(Figure collection entries)

____

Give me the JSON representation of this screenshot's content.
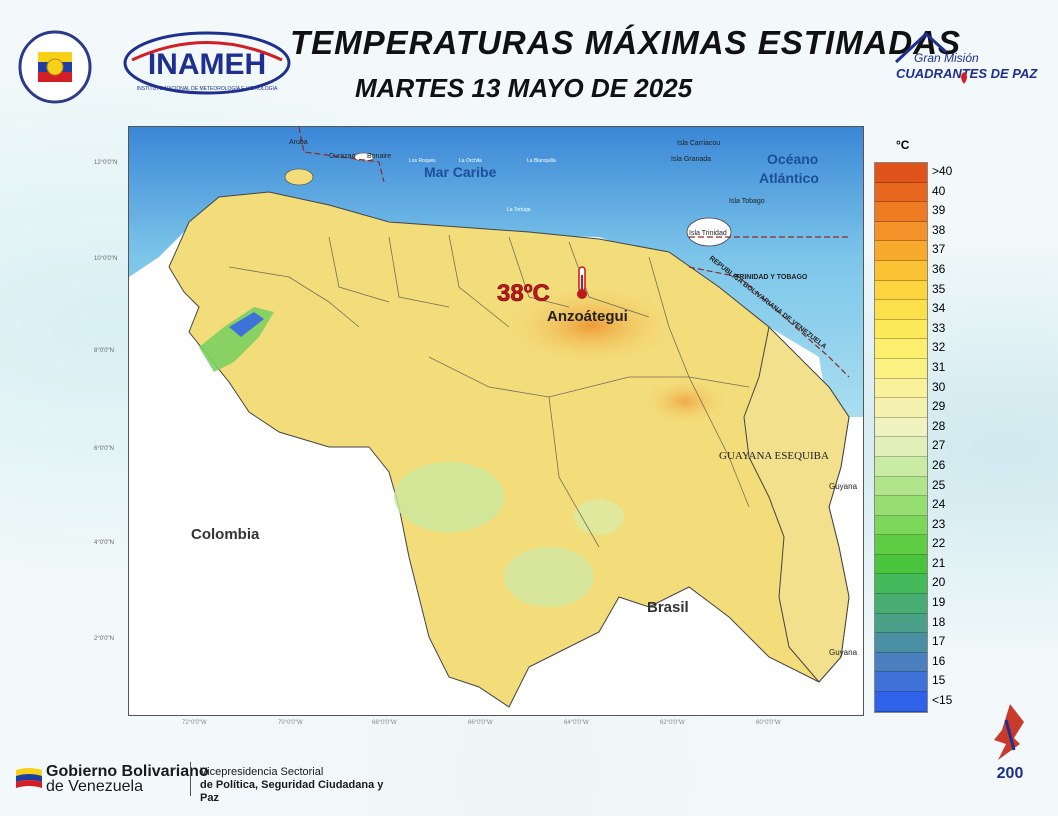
{
  "header": {
    "title": "TEMPERATURAS MÁXIMAS ESTIMADAS",
    "date": "MARTES 13 MAYO DE 2025",
    "inameh_logo_text": "INAMEH",
    "inameh_logo_subtext": "INSTITUTO NACIONAL DE METEOROLOGÍA E HIDROLOGÍA",
    "mission_logo_line1": "Gran Misión",
    "mission_logo_line2": "CUADRANTES DE PAZ"
  },
  "map": {
    "labels": {
      "mar_caribe": "Mar Caribe",
      "oceano": "Océano",
      "atlantico": "Atlántico",
      "colombia": "Colombia",
      "brasil": "Brasil",
      "guayana_esequiba": "GUAYANA ESEQUIBA",
      "guyana1": "Guyana",
      "guyana2": "Guyana",
      "trinidad_tobago": "TRINIDAD Y TOBAGO",
      "republica": "REPUBLICA BOLIVARIANA DE VENEZUELA",
      "aruba": "Aruba",
      "curazao": "Curazao",
      "bonaire": "Bonaire",
      "los_roques": "Los Roques",
      "la_orchila": "La Orchila",
      "la_blanquilla": "La Blanquilla",
      "la_tortuga": "La Tortuga",
      "carriacou": "Isla Carriacou",
      "granada": "Isla Granada",
      "tobago": "Isla Tobago",
      "trinidad": "Isla Trinidad"
    },
    "highlight": {
      "value": "38ºC",
      "state": "Anzoátegui"
    },
    "lat_ticks": [
      "12°0'0\"N",
      "10°0'0\"N",
      "8°0'0\"N",
      "6°0'0\"N",
      "4°0'0\"N",
      "2°0'0\"N"
    ],
    "lon_ticks": [
      "72°0'0\"W",
      "70°0'0\"W",
      "68°0'0\"W",
      "66°0'0\"W",
      "64°0'0\"W",
      "62°0'0\"W",
      "60°0'0\"W"
    ]
  },
  "legend": {
    "unit": "°C",
    "items": [
      {
        "label": ">40",
        "color": "#e0541c"
      },
      {
        "label": "40",
        "color": "#e8661e"
      },
      {
        "label": "39",
        "color": "#ee7a22"
      },
      {
        "label": "38",
        "color": "#f39228"
      },
      {
        "label": "37",
        "color": "#f7aa2c"
      },
      {
        "label": "36",
        "color": "#fac232"
      },
      {
        "label": "35",
        "color": "#fbd43e"
      },
      {
        "label": "34",
        "color": "#fbe04c"
      },
      {
        "label": "33",
        "color": "#fcea5a"
      },
      {
        "label": "32",
        "color": "#fcef6e"
      },
      {
        "label": "31",
        "color": "#fcf284"
      },
      {
        "label": "30",
        "color": "#f9f29a"
      },
      {
        "label": "29",
        "color": "#f4f1ae"
      },
      {
        "label": "28",
        "color": "#eef3c0"
      },
      {
        "label": "27",
        "color": "#dff1b8"
      },
      {
        "label": "26",
        "color": "#c9eca4"
      },
      {
        "label": "25",
        "color": "#b0e58c"
      },
      {
        "label": "24",
        "color": "#96de72"
      },
      {
        "label": "23",
        "color": "#7bd65a"
      },
      {
        "label": "22",
        "color": "#5fcd44"
      },
      {
        "label": "21",
        "color": "#4ac43c"
      },
      {
        "label": "20",
        "color": "#46b95a"
      },
      {
        "label": "19",
        "color": "#48ad72"
      },
      {
        "label": "18",
        "color": "#4aa088"
      },
      {
        "label": "17",
        "color": "#4a8fa4"
      },
      {
        "label": "16",
        "color": "#4a80c0"
      },
      {
        "label": "15",
        "color": "#3f72d8"
      },
      {
        "label": "<15",
        "color": "#2f62ea"
      }
    ]
  },
  "footer": {
    "gov_line1": "Gobierno Bolivariano",
    "gov_line2": "de Venezuela",
    "vice_line1": "Vicepresidencia Sectorial",
    "vice_line2": "de Política, Seguridad Ciudadana y Paz",
    "emblem_number": "200"
  },
  "colors": {
    "sea": "#8fd3ea",
    "deep_sea": "#3a86d4",
    "land_base": "#f3dc7a",
    "hot_zone": "#f0a63a",
    "highlight_text": "#c0171c"
  }
}
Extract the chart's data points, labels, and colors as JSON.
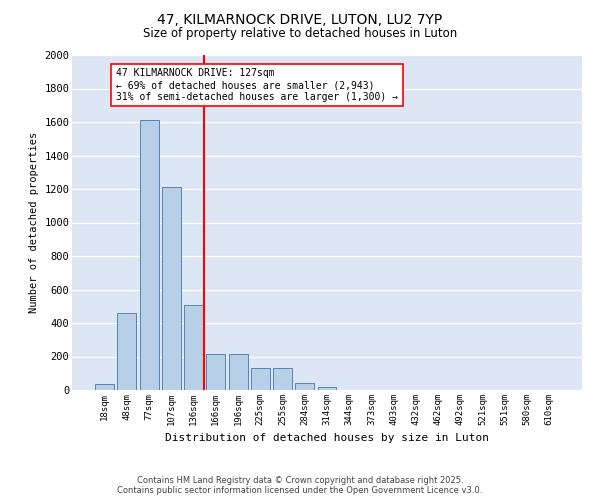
{
  "title1": "47, KILMARNOCK DRIVE, LUTON, LU2 7YP",
  "title2": "Size of property relative to detached houses in Luton",
  "xlabel": "Distribution of detached houses by size in Luton",
  "ylabel": "Number of detached properties",
  "bar_labels": [
    "18sqm",
    "48sqm",
    "77sqm",
    "107sqm",
    "136sqm",
    "166sqm",
    "196sqm",
    "225sqm",
    "255sqm",
    "284sqm",
    "314sqm",
    "344sqm",
    "373sqm",
    "403sqm",
    "432sqm",
    "462sqm",
    "492sqm",
    "521sqm",
    "551sqm",
    "580sqm",
    "610sqm"
  ],
  "bar_values": [
    35,
    460,
    1610,
    1210,
    510,
    215,
    215,
    130,
    130,
    40,
    20,
    0,
    0,
    0,
    0,
    0,
    0,
    0,
    0,
    0,
    0
  ],
  "bar_color": "#b8cfe8",
  "bar_edge_color": "#5585b5",
  "background_color": "#dce6f5",
  "vline_x": 4.45,
  "vline_color": "red",
  "annotation_title": "47 KILMARNOCK DRIVE: 127sqm",
  "annotation_line1": "← 69% of detached houses are smaller (2,943)",
  "annotation_line2": "31% of semi-detached houses are larger (1,300) →",
  "annotation_box_color": "red",
  "ylim": [
    0,
    2000
  ],
  "yticks": [
    0,
    200,
    400,
    600,
    800,
    1000,
    1200,
    1400,
    1600,
    1800,
    2000
  ],
  "copyright_line1": "Contains HM Land Registry data © Crown copyright and database right 2025.",
  "copyright_line2": "Contains public sector information licensed under the Open Government Licence v3.0."
}
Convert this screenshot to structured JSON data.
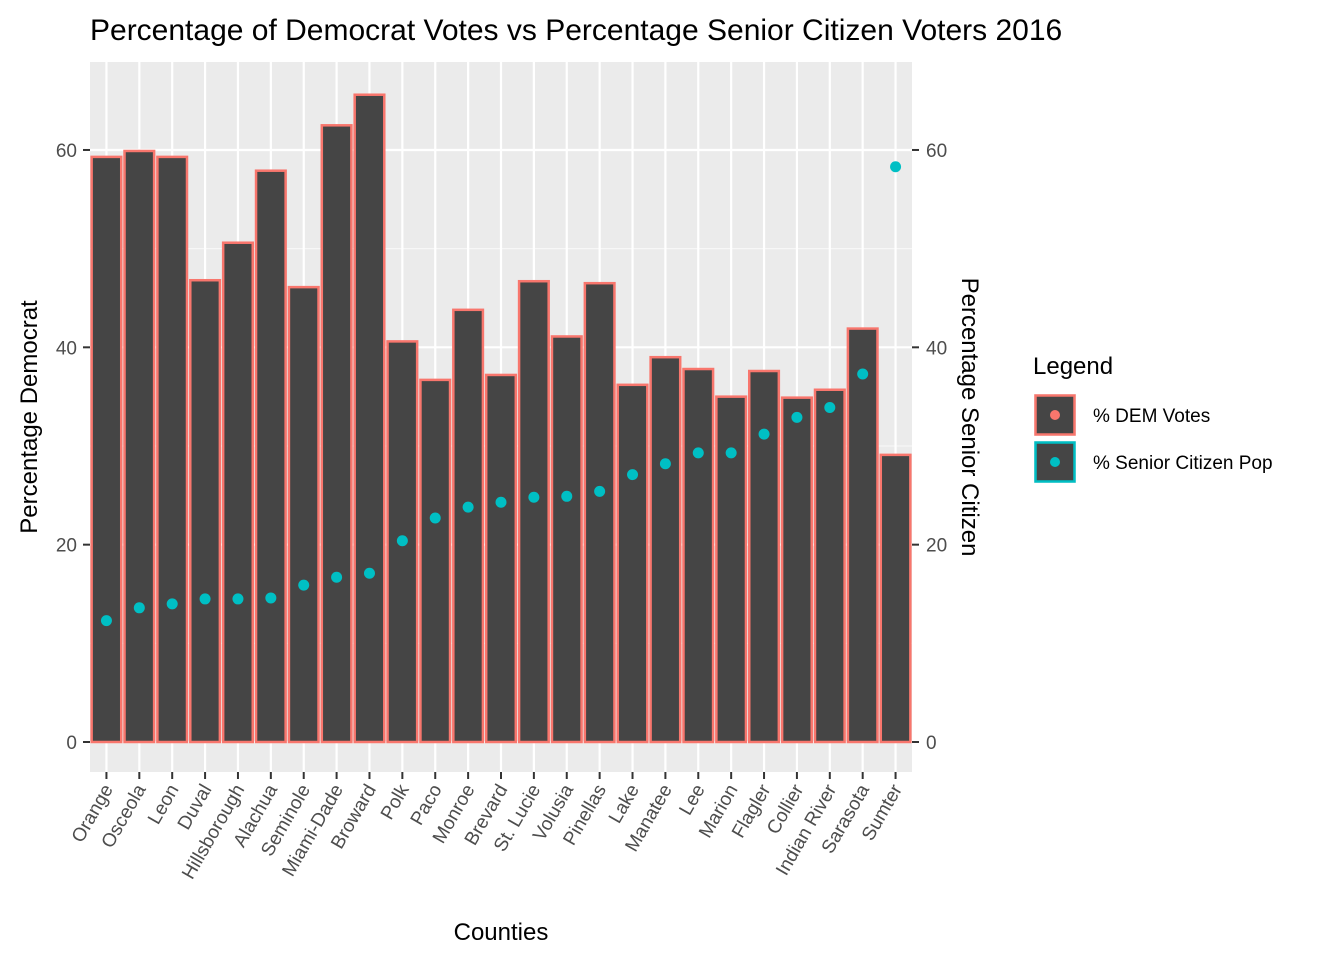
{
  "chart_data": {
    "type": "bar",
    "title": "Percentage of Democrat Votes vs Percentage Senior Citizen Voters 2016",
    "xlabel": "Counties",
    "ylabel": "Percentage Democrat",
    "y2label": "Percentage Senior Citizen",
    "ylim": [
      0,
      68.5
    ],
    "yticks": [
      0,
      20,
      40,
      60
    ],
    "y2ticks": [
      0,
      20,
      40,
      60
    ],
    "grid": true,
    "legend_position": "right",
    "legend_title": "Legend",
    "categories": [
      "Orange",
      "Osceola",
      "Leon",
      "Duval",
      "Hillsborough",
      "Alachua",
      "Seminole",
      "Miami-Dade",
      "Broward",
      "Polk",
      "Paco",
      "Monroe",
      "Brevard",
      "St. Lucie",
      "Volusia",
      "Pinellas",
      "Lake",
      "Manatee",
      "Lee",
      "Marion",
      "Flagler",
      "Collier",
      "Indian River",
      "Sarasota",
      "Sumter"
    ],
    "series": [
      {
        "name": "% DEM Votes",
        "type": "bar",
        "color": "#F8766D",
        "fill": "#454545",
        "values": [
          59.3,
          59.9,
          59.3,
          46.8,
          50.6,
          57.9,
          46.1,
          62.5,
          65.6,
          40.6,
          36.7,
          43.8,
          37.2,
          46.7,
          41.1,
          46.5,
          36.2,
          39.0,
          37.8,
          35.0,
          37.6,
          34.9,
          35.7,
          41.9,
          29.1
        ]
      },
      {
        "name": "% Senior Citizen Pop",
        "type": "scatter",
        "color": "#00BFC4",
        "values": [
          12.3,
          13.6,
          14.0,
          14.5,
          14.5,
          14.6,
          15.9,
          16.7,
          17.1,
          20.4,
          22.7,
          23.8,
          24.3,
          24.8,
          24.9,
          25.4,
          27.1,
          28.2,
          29.3,
          29.3,
          31.2,
          32.9,
          33.9,
          37.3,
          58.3
        ]
      }
    ]
  }
}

____

Transcribe the listing in full. Omit the pictures and keep every line exact.

Give me the JSON representation of this screenshot's content.
{
  "header": {
    "title": "TEMPERATURAS MÁXIMAS ESTIMADAS",
    "date": "MARTES 13 MAYO DE 2025",
    "inameh_logo_text": "INAMEH",
    "inameh_logo_subtext": "INSTITUTO NACIONAL DE METEOROLOGÍA E HIDROLOGÍA",
    "mission_logo_line1": "Gran Misión",
    "mission_logo_line2": "CUADRANTES DE PAZ"
  },
  "map": {
    "labels": {
      "mar_caribe": "Mar Caribe",
      "oceano": "Océano",
      "atlantico": "Atlántico",
      "colombia": "Colombia",
      "brasil": "Brasil",
      "guayana_esequiba": "GUAYANA ESEQUIBA",
      "guyana1": "Guyana",
      "guyana2": "Guyana",
      "trinidad_tobago": "TRINIDAD Y TOBAGO",
      "republica": "REPUBLICA BOLIVARIANA DE VENEZUELA",
      "aruba": "Aruba",
      "curazao": "Curazao",
      "bonaire": "Bonaire",
      "los_roques": "Los Roques",
      "la_orchila": "La Orchila",
      "la_blanquilla": "La Blanquilla",
      "la_tortuga": "La Tortuga",
      "carriacou": "Isla Carriacou",
      "granada": "Isla Granada",
      "tobago": "Isla Tobago",
      "trinidad": "Isla Trinidad"
    },
    "highlight": {
      "value": "38ºC",
      "state": "Anzoátegui"
    },
    "lat_ticks": [
      "12°0'0\"N",
      "10°0'0\"N",
      "8°0'0\"N",
      "6°0'0\"N",
      "4°0'0\"N",
      "2°0'0\"N"
    ],
    "lon_ticks": [
      "72°0'0\"W",
      "70°0'0\"W",
      "68°0'0\"W",
      "66°0'0\"W",
      "64°0'0\"W",
      "62°0'0\"W",
      "60°0'0\"W"
    ]
  },
  "legend": {
    "unit": "°C",
    "items": [
      {
        "label": ">40",
        "color": "#e0541c"
      },
      {
        "label": "40",
        "color": "#e8661e"
      },
      {
        "label": "39",
        "color": "#ee7a22"
      },
      {
        "label": "38",
        "color": "#f39228"
      },
      {
        "label": "37",
        "color": "#f7aa2c"
      },
      {
        "label": "36",
        "color": "#fac232"
      },
      {
        "label": "35",
        "color": "#fbd43e"
      },
      {
        "label": "34",
        "color": "#fbe04c"
      },
      {
        "label": "33",
        "color": "#fcea5a"
      },
      {
        "label": "32",
        "color": "#fcef6e"
      },
      {
        "label": "31",
        "color": "#fcf284"
      },
      {
        "label": "30",
        "color": "#f9f29a"
      },
      {
        "label": "29",
        "color": "#f4f1ae"
      },
      {
        "label": "28",
        "color": "#eef3c0"
      },
      {
        "label": "27",
        "color": "#dff1b8"
      },
      {
        "label": "26",
        "color": "#c9eca4"
      },
      {
        "label": "25",
        "color": "#b0e58c"
      },
      {
        "label": "24",
        "color": "#96de72"
      },
      {
        "label": "23",
        "color": "#7bd65a"
      },
      {
        "label": "22",
        "color": "#5fcd44"
      },
      {
        "label": "21",
        "color": "#4ac43c"
      },
      {
        "label": "20",
        "color": "#46b95a"
      },
      {
        "label": "19",
        "color": "#48ad72"
      },
      {
        "label": "18",
        "color": "#4aa088"
      },
      {
        "label": "17",
        "color": "#4a8fa4"
      },
      {
        "label": "16",
        "color": "#4a80c0"
      },
      {
        "label": "15",
        "color": "#3f72d8"
      },
      {
        "label": "<15",
        "color": "#2f62ea"
      }
    ]
  },
  "footer": {
    "gov_line1": "Gobierno Bolivariano",
    "gov_line2": "de Venezuela",
    "vice_line1": "Vicepresidencia Sectorial",
    "vice_line2": "de Política, Seguridad Ciudadana y Paz",
    "emblem_number": "200"
  },
  "colors": {
    "sea": "#8fd3ea",
    "deep_sea": "#3a86d4",
    "land_base": "#f3dc7a",
    "hot_zone": "#f0a63a",
    "highlight_text": "#c0171c"
  }
}
Extract the chart's data points, labels, and colors as JSON.
{
  "title1": "47, KILMARNOCK DRIVE, LUTON, LU2 7YP",
  "title2": "Size of property relative to detached houses in Luton",
  "xlabel": "Distribution of detached houses by size in Luton",
  "ylabel": "Number of detached properties",
  "bar_labels": [
    "18sqm",
    "48sqm",
    "77sqm",
    "107sqm",
    "136sqm",
    "166sqm",
    "196sqm",
    "225sqm",
    "255sqm",
    "284sqm",
    "314sqm",
    "344sqm",
    "373sqm",
    "403sqm",
    "432sqm",
    "462sqm",
    "492sqm",
    "521sqm",
    "551sqm",
    "580sqm",
    "610sqm"
  ],
  "bar_values": [
    35,
    460,
    1610,
    1210,
    510,
    215,
    215,
    130,
    130,
    40,
    20,
    0,
    0,
    0,
    0,
    0,
    0,
    0,
    0,
    0,
    0
  ],
  "bar_color": "#b8cfe8",
  "bar_edge_color": "#5585b5",
  "background_color": "#dce6f5",
  "vline_x": 4.45,
  "vline_color": "red",
  "annotation_title": "47 KILMARNOCK DRIVE: 127sqm",
  "annotation_line1": "← 69% of detached houses are smaller (2,943)",
  "annotation_line2": "31% of semi-detached houses are larger (1,300) →",
  "annotation_box_color": "red",
  "ylim": [
    0,
    2000
  ],
  "yticks": [
    0,
    200,
    400,
    600,
    800,
    1000,
    1200,
    1400,
    1600,
    1800,
    2000
  ],
  "copyright_line1": "Contains HM Land Registry data © Crown copyright and database right 2025.",
  "copyright_line2": "Contains public sector information licensed under the Open Government Licence v3.0."
}
Convert this screenshot to structured JSON data.
{
  "chart_data": {
    "type": "bar",
    "title": "Percentage of Democrat Votes vs Percentage Senior Citizen Voters 2016",
    "xlabel": "Counties",
    "ylabel": "Percentage Democrat",
    "y2label": "Percentage Senior Citizen",
    "ylim": [
      0,
      68.5
    ],
    "yticks": [
      0,
      20,
      40,
      60
    ],
    "y2ticks": [
      0,
      20,
      40,
      60
    ],
    "grid": true,
    "legend_position": "right",
    "legend_title": "Legend",
    "categories": [
      "Orange",
      "Osceola",
      "Leon",
      "Duval",
      "Hillsborough",
      "Alachua",
      "Seminole",
      "Miami-Dade",
      "Broward",
      "Polk",
      "Paco",
      "Monroe",
      "Brevard",
      "St. Lucie",
      "Volusia",
      "Pinellas",
      "Lake",
      "Manatee",
      "Lee",
      "Marion",
      "Flagler",
      "Collier",
      "Indian River",
      "Sarasota",
      "Sumter"
    ],
    "series": [
      {
        "name": "% DEM Votes",
        "type": "bar",
        "color": "#F8766D",
        "fill": "#454545",
        "values": [
          59.3,
          59.9,
          59.3,
          46.8,
          50.6,
          57.9,
          46.1,
          62.5,
          65.6,
          40.6,
          36.7,
          43.8,
          37.2,
          46.7,
          41.1,
          46.5,
          36.2,
          39.0,
          37.8,
          35.0,
          37.6,
          34.9,
          35.7,
          41.9,
          29.1
        ]
      },
      {
        "name": "% Senior Citizen Pop",
        "type": "scatter",
        "color": "#00BFC4",
        "values": [
          12.3,
          13.6,
          14.0,
          14.5,
          14.5,
          14.6,
          15.9,
          16.7,
          17.1,
          20.4,
          22.7,
          23.8,
          24.3,
          24.8,
          24.9,
          25.4,
          27.1,
          28.2,
          29.3,
          29.3,
          31.2,
          32.9,
          33.9,
          37.3,
          58.3
        ]
      }
    ]
  }
}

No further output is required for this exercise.